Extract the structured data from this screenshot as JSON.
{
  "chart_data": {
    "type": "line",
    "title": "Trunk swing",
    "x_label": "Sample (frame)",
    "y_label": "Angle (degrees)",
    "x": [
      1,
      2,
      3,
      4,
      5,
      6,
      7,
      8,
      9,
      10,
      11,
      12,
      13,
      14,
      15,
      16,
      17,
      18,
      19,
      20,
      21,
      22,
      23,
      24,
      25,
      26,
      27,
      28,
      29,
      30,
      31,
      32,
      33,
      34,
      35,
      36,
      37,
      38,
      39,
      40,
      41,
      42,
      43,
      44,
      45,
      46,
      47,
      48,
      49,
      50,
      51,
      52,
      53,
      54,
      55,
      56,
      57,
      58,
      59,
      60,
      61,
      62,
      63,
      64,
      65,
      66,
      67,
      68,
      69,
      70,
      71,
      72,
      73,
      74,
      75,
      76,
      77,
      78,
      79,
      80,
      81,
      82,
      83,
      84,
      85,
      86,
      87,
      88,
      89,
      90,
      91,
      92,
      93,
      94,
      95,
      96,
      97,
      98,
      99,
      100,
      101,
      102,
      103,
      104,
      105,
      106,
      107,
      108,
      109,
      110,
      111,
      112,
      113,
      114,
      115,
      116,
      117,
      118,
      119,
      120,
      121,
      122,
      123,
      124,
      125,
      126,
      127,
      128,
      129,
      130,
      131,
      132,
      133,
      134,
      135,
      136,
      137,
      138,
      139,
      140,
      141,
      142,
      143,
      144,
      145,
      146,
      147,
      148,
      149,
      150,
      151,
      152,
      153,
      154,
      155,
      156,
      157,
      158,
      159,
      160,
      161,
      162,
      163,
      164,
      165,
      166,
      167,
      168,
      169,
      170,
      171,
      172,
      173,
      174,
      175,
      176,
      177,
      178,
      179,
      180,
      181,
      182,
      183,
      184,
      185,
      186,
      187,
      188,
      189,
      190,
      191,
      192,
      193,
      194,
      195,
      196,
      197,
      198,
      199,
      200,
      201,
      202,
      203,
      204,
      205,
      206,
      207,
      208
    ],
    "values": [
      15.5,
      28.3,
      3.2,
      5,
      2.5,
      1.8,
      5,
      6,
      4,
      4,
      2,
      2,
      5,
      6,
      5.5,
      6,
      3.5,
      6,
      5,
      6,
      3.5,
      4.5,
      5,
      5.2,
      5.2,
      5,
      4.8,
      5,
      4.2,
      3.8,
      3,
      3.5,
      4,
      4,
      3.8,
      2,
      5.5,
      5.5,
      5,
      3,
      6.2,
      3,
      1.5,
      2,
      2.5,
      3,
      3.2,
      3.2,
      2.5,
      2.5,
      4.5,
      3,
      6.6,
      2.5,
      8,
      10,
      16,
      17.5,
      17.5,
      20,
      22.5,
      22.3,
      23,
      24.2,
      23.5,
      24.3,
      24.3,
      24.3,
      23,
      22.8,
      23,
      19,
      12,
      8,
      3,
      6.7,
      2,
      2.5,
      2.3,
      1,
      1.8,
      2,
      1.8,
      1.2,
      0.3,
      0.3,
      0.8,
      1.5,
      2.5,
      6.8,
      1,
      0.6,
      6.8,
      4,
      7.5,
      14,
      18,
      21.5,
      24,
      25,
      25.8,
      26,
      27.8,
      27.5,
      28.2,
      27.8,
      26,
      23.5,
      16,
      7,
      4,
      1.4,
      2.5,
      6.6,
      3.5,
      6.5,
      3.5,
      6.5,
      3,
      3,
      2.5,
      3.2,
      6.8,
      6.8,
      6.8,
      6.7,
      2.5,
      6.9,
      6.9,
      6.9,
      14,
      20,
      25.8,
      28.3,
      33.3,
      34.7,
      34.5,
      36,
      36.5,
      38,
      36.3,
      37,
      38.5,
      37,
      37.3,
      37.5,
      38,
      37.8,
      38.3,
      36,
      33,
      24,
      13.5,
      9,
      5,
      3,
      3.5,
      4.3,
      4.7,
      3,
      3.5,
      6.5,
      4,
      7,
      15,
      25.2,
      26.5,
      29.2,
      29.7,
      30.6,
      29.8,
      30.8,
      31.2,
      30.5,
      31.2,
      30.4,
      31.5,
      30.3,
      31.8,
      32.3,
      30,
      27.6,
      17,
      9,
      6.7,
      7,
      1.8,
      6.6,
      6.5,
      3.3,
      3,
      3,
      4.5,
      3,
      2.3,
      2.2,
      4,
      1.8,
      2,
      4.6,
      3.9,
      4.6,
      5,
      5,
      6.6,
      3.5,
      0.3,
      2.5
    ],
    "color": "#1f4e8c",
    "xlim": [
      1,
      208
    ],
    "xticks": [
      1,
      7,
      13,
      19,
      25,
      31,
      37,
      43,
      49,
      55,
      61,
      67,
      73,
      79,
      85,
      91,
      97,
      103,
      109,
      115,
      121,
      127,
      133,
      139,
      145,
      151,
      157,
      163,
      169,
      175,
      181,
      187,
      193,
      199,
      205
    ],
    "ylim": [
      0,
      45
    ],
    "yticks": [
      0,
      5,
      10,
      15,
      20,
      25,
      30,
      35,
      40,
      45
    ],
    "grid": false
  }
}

##########

• **Task brief**
Write out the material exactly as given.

• **Right answer**
Extract the structured data from this screenshot as JSON.
{
  "chart_data": {
    "type": "line",
    "title": "Trunk swing",
    "x_label": "Sample (frame)",
    "y_label": "Angle (degrees)",
    "x": [
      1,
      2,
      3,
      4,
      5,
      6,
      7,
      8,
      9,
      10,
      11,
      12,
      13,
      14,
      15,
      16,
      17,
      18,
      19,
      20,
      21,
      22,
      23,
      24,
      25,
      26,
      27,
      28,
      29,
      30,
      31,
      32,
      33,
      34,
      35,
      36,
      37,
      38,
      39,
      40,
      41,
      42,
      43,
      44,
      45,
      46,
      47,
      48,
      49,
      50,
      51,
      52,
      53,
      54,
      55,
      56,
      57,
      58,
      59,
      60,
      61,
      62,
      63,
      64,
      65,
      66,
      67,
      68,
      69,
      70,
      71,
      72,
      73,
      74,
      75,
      76,
      77,
      78,
      79,
      80,
      81,
      82,
      83,
      84,
      85,
      86,
      87,
      88,
      89,
      90,
      91,
      92,
      93,
      94,
      95,
      96,
      97,
      98,
      99,
      100,
      101,
      102,
      103,
      104,
      105,
      106,
      107,
      108,
      109,
      110,
      111,
      112,
      113,
      114,
      115,
      116,
      117,
      118,
      119,
      120,
      121,
      122,
      123,
      124,
      125,
      126,
      127,
      128,
      129,
      130,
      131,
      132,
      133,
      134,
      135,
      136,
      137,
      138,
      139,
      140,
      141,
      142,
      143,
      144,
      145,
      146,
      147,
      148,
      149,
      150,
      151,
      152,
      153,
      154,
      155,
      156,
      157,
      158,
      159,
      160,
      161,
      162,
      163,
      164,
      165,
      166,
      167,
      168,
      169,
      170,
      171,
      172,
      173,
      174,
      175,
      176,
      177,
      178,
      179,
      180,
      181,
      182,
      183,
      184,
      185,
      186,
      187,
      188,
      189,
      190,
      191,
      192,
      193,
      194,
      195,
      196,
      197,
      198,
      199,
      200,
      201,
      202,
      203,
      204,
      205,
      206,
      207,
      208
    ],
    "values": [
      15.5,
      28.3,
      3.2,
      5,
      2.5,
      1.8,
      5,
      6,
      4,
      4,
      2,
      2,
      5,
      6,
      5.5,
      6,
      3.5,
      6,
      5,
      6,
      3.5,
      4.5,
      5,
      5.2,
      5.2,
      5,
      4.8,
      5,
      4.2,
      3.8,
      3,
      3.5,
      4,
      4,
      3.8,
      2,
      5.5,
      5.5,
      5,
      3,
      6.2,
      3,
      1.5,
      2,
      2.5,
      3,
      3.2,
      3.2,
      2.5,
      2.5,
      4.5,
      3,
      6.6,
      2.5,
      8,
      10,
      16,
      17.5,
      17.5,
      20,
      22.5,
      22.3,
      23,
      24.2,
      23.5,
      24.3,
      24.3,
      24.3,
      23,
      22.8,
      23,
      19,
      12,
      8,
      3,
      6.7,
      2,
      2.5,
      2.3,
      1,
      1.8,
      2,
      1.8,
      1.2,
      0.3,
      0.3,
      0.8,
      1.5,
      2.5,
      6.8,
      1,
      0.6,
      6.8,
      4,
      7.5,
      14,
      18,
      21.5,
      24,
      25,
      25.8,
      26,
      27.8,
      27.5,
      28.2,
      27.8,
      26,
      23.5,
      16,
      7,
      4,
      1.4,
      2.5,
      6.6,
      3.5,
      6.5,
      3.5,
      6.5,
      3,
      3,
      2.5,
      3.2,
      6.8,
      6.8,
      6.8,
      6.7,
      2.5,
      6.9,
      6.9,
      6.9,
      14,
      20,
      25.8,
      28.3,
      33.3,
      34.7,
      34.5,
      36,
      36.5,
      38,
      36.3,
      37,
      38.5,
      37,
      37.3,
      37.5,
      38,
      37.8,
      38.3,
      36,
      33,
      24,
      13.5,
      9,
      5,
      3,
      3.5,
      4.3,
      4.7,
      3,
      3.5,
      6.5,
      4,
      7,
      15,
      25.2,
      26.5,
      29.2,
      29.7,
      30.6,
      29.8,
      30.8,
      31.2,
      30.5,
      31.2,
      30.4,
      31.5,
      30.3,
      31.8,
      32.3,
      30,
      27.6,
      17,
      9,
      6.7,
      7,
      1.8,
      6.6,
      6.5,
      3.3,
      3,
      3,
      4.5,
      3,
      2.3,
      2.2,
      4,
      1.8,
      2,
      4.6,
      3.9,
      4.6,
      5,
      5,
      6.6,
      3.5,
      0.3,
      2.5
    ],
    "color": "#1f4e8c",
    "xlim": [
      1,
      208
    ],
    "xticks": [
      1,
      7,
      13,
      19,
      25,
      31,
      37,
      43,
      49,
      55,
      61,
      67,
      73,
      79,
      85,
      91,
      97,
      103,
      109,
      115,
      121,
      127,
      133,
      139,
      145,
      151,
      157,
      163,
      169,
      175,
      181,
      187,
      193,
      199,
      205
    ],
    "ylim": [
      0,
      45
    ],
    "yticks": [
      0,
      5,
      10,
      15,
      20,
      25,
      30,
      35,
      40,
      45
    ],
    "grid": false
  }
}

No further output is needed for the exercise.